Task brief: Extract every entry word for word.

Given records:
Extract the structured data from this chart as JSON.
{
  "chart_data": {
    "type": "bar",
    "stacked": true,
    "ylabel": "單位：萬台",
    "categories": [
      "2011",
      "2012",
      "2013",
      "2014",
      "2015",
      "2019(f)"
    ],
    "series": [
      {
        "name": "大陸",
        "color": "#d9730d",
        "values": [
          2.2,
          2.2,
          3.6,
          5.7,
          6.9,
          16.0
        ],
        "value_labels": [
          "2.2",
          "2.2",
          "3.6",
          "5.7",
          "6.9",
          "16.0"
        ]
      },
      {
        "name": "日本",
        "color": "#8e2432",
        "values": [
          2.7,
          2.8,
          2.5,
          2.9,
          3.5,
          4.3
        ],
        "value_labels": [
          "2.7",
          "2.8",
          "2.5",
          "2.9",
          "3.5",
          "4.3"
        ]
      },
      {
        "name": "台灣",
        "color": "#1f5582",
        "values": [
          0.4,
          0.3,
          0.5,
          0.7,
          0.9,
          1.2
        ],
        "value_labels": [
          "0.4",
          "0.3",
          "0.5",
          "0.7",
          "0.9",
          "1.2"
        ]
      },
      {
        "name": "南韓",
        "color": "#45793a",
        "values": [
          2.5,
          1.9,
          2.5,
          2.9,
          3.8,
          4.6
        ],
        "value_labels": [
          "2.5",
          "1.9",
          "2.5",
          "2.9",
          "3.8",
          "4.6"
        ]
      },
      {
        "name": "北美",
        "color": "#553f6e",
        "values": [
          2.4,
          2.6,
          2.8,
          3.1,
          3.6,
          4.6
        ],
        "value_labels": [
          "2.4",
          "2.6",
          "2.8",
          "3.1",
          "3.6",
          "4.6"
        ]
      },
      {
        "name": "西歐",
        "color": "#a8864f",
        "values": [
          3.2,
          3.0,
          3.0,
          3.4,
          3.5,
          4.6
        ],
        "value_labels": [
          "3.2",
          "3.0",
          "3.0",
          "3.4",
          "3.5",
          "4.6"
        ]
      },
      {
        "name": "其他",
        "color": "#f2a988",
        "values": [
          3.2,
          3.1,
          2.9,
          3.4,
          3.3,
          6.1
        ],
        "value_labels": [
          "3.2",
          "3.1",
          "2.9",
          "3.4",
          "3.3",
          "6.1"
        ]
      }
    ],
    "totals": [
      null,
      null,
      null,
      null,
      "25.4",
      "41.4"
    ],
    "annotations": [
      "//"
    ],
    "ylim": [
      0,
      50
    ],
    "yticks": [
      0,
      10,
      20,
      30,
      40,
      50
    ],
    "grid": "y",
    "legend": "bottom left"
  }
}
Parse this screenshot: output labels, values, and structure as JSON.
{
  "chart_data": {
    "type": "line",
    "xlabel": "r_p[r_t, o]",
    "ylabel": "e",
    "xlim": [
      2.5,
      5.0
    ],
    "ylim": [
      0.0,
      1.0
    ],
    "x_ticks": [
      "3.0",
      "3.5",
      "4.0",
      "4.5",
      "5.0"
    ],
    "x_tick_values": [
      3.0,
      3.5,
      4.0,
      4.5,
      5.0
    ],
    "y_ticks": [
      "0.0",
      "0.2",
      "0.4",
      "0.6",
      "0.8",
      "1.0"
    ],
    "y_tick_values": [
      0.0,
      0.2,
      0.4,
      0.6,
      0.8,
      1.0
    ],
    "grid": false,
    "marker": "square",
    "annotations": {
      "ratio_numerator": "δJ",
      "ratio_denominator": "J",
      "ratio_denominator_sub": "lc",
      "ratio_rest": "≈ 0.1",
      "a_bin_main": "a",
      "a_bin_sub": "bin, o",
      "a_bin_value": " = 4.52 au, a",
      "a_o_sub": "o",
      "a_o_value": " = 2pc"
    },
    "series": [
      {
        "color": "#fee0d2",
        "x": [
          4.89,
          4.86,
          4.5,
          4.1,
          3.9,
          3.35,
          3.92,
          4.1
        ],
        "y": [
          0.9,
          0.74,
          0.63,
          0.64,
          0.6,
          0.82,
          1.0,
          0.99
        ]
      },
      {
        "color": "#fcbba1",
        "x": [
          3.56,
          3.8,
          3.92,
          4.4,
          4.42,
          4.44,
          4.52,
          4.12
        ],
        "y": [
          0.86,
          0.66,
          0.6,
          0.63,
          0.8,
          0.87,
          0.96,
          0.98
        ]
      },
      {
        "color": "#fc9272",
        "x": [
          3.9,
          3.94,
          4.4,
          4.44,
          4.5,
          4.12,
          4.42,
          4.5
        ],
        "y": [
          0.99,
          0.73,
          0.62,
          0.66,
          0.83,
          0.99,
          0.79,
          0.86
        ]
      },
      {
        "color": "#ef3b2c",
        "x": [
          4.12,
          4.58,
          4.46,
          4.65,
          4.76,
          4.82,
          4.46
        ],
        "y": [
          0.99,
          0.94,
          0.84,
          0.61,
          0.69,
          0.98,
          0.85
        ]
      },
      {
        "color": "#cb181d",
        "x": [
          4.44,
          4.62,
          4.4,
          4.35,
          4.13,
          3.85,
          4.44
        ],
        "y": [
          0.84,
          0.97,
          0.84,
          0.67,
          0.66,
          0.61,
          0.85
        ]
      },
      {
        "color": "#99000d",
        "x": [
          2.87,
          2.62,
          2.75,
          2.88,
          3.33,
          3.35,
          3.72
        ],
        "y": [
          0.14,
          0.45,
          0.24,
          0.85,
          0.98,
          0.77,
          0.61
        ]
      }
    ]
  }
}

Task answer:
Extract the structured data from this chart as JSON.
{
  "chart_data": {
    "type": "bar",
    "stacked": true,
    "ylabel": "單位：萬台",
    "categories": [
      "2011",
      "2012",
      "2013",
      "2014",
      "2015",
      "2019(f)"
    ],
    "series": [
      {
        "name": "大陸",
        "color": "#d9730d",
        "values": [
          2.2,
          2.2,
          3.6,
          5.7,
          6.9,
          16.0
        ],
        "value_labels": [
          "2.2",
          "2.2",
          "3.6",
          "5.7",
          "6.9",
          "16.0"
        ]
      },
      {
        "name": "日本",
        "color": "#8e2432",
        "values": [
          2.7,
          2.8,
          2.5,
          2.9,
          3.5,
          4.3
        ],
        "value_labels": [
          "2.7",
          "2.8",
          "2.5",
          "2.9",
          "3.5",
          "4.3"
        ]
      },
      {
        "name": "台灣",
        "color": "#1f5582",
        "values": [
          0.4,
          0.3,
          0.5,
          0.7,
          0.9,
          1.2
        ],
        "value_labels": [
          "0.4",
          "0.3",
          "0.5",
          "0.7",
          "0.9",
          "1.2"
        ]
      },
      {
        "name": "南韓",
        "color": "#45793a",
        "values": [
          2.5,
          1.9,
          2.5,
          2.9,
          3.8,
          4.6
        ],
        "value_labels": [
          "2.5",
          "1.9",
          "2.5",
          "2.9",
          "3.8",
          "4.6"
        ]
      },
      {
        "name": "北美",
        "color": "#553f6e",
        "values": [
          2.4,
          2.6,
          2.8,
          3.1,
          3.6,
          4.6
        ],
        "value_labels": [
          "2.4",
          "2.6",
          "2.8",
          "3.1",
          "3.6",
          "4.6"
        ]
      },
      {
        "name": "西歐",
        "color": "#a8864f",
        "values": [
          3.2,
          3.0,
          3.0,
          3.4,
          3.5,
          4.6
        ],
        "value_labels": [
          "3.2",
          "3.0",
          "3.0",
          "3.4",
          "3.5",
          "4.6"
        ]
      },
      {
        "name": "其他",
        "color": "#f2a988",
        "values": [
          3.2,
          3.1,
          2.9,
          3.4,
          3.3,
          6.1
        ],
        "value_labels": [
          "3.2",
          "3.1",
          "2.9",
          "3.4",
          "3.3",
          "6.1"
        ]
      }
    ],
    "totals": [
      null,
      null,
      null,
      null,
      "25.4",
      "41.4"
    ],
    "annotations": [
      "//"
    ],
    "ylim": [
      0,
      50
    ],
    "yticks": [
      0,
      10,
      20,
      30,
      40,
      50
    ],
    "grid": "y",
    "legend": "bottom left"
  }
}
Parse this screenshot: output labels, values, and structure as JSON.
{
  "chart_data": {
    "type": "line",
    "xlabel": "r_p[r_t, o]",
    "ylabel": "e",
    "xlim": [
      2.5,
      5.0
    ],
    "ylim": [
      0.0,
      1.0
    ],
    "x_ticks": [
      "3.0",
      "3.5",
      "4.0",
      "4.5",
      "5.0"
    ],
    "x_tick_values": [
      3.0,
      3.5,
      4.0,
      4.5,
      5.0
    ],
    "y_ticks": [
      "0.0",
      "0.2",
      "0.4",
      "0.6",
      "0.8",
      "1.0"
    ],
    "y_tick_values": [
      0.0,
      0.2,
      0.4,
      0.6,
      0.8,
      1.0
    ],
    "grid": false,
    "marker": "square",
    "annotations": {
      "ratio_numerator": "δJ",
      "ratio_denominator": "J",
      "ratio_denominator_sub": "lc",
      "ratio_rest": "≈ 0.1",
      "a_bin_main": "a",
      "a_bin_sub": "bin, o",
      "a_bin_value": " = 4.52 au, a",
      "a_o_sub": "o",
      "a_o_value": " = 2pc"
    },
    "series": [
      {
        "color": "#fee0d2",
        "x": [
          4.89,
          4.86,
          4.5,
          4.1,
          3.9,
          3.35,
          3.92,
          4.1
        ],
        "y": [
          0.9,
          0.74,
          0.63,
          0.64,
          0.6,
          0.82,
          1.0,
          0.99
        ]
      },
      {
        "color": "#fcbba1",
        "x": [
          3.56,
          3.8,
          3.92,
          4.4,
          4.42,
          4.44,
          4.52,
          4.12
        ],
        "y": [
          0.86,
          0.66,
          0.6,
          0.63,
          0.8,
          0.87,
          0.96,
          0.98
        ]
      },
      {
        "color": "#fc9272",
        "x": [
          3.9,
          3.94,
          4.4,
          4.44,
          4.5,
          4.12,
          4.42,
          4.5
        ],
        "y": [
          0.99,
          0.73,
          0.62,
          0.66,
          0.83,
          0.99,
          0.79,
          0.86
        ]
      },
      {
        "color": "#ef3b2c",
        "x": [
          4.12,
          4.58,
          4.46,
          4.65,
          4.76,
          4.82,
          4.46
        ],
        "y": [
          0.99,
          0.94,
          0.84,
          0.61,
          0.69,
          0.98,
          0.85
        ]
      },
      {
        "color": "#cb181d",
        "x": [
          4.44,
          4.62,
          4.4,
          4.35,
          4.13,
          3.85,
          4.44
        ],
        "y": [
          0.84,
          0.97,
          0.84,
          0.67,
          0.66,
          0.61,
          0.85
        ]
      },
      {
        "color": "#99000d",
        "x": [
          2.87,
          2.62,
          2.75,
          2.88,
          3.33,
          3.35,
          3.72
        ],
        "y": [
          0.14,
          0.45,
          0.24,
          0.85,
          0.98,
          0.77,
          0.61
        ]
      }
    ]
  }
}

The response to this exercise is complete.